#### [TASK BRIEF]
Using the listing below, select the lines with the word "empresa" and copy them.

#### [STORED ROWS]
============================================================

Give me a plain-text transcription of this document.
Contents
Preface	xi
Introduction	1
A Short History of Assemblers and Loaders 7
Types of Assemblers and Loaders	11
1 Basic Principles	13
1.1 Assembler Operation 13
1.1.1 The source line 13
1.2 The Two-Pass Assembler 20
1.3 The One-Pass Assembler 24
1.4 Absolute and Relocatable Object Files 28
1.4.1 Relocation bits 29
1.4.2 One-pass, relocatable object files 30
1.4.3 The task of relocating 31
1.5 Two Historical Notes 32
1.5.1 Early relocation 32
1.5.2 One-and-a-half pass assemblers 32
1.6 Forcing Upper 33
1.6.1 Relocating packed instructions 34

============================================================

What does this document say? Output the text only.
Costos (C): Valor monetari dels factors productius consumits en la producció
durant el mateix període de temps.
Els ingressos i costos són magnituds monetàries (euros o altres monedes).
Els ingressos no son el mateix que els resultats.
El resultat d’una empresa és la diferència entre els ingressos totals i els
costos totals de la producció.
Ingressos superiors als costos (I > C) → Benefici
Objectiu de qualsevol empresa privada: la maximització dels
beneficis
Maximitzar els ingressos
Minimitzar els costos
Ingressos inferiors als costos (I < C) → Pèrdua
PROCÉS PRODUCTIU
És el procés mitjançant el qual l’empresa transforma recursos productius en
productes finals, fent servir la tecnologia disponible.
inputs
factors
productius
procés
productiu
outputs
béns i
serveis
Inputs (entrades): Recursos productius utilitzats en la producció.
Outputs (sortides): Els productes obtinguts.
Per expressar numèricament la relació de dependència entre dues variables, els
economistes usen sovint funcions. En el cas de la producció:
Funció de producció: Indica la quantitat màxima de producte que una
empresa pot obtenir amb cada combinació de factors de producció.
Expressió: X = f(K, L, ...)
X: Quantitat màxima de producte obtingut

============================================================

#### [SOLUTION FOR THIS EXERCISE]
El resultat d’una empresa és la diferència entre els ingressos totals i els
Objectiu de qualsevol empresa privada: la maximització dels
És el procés mitjançant el qual l’empresa transforma recursos productius en
empresa pot obtenir amb cada combinació de factors de producció.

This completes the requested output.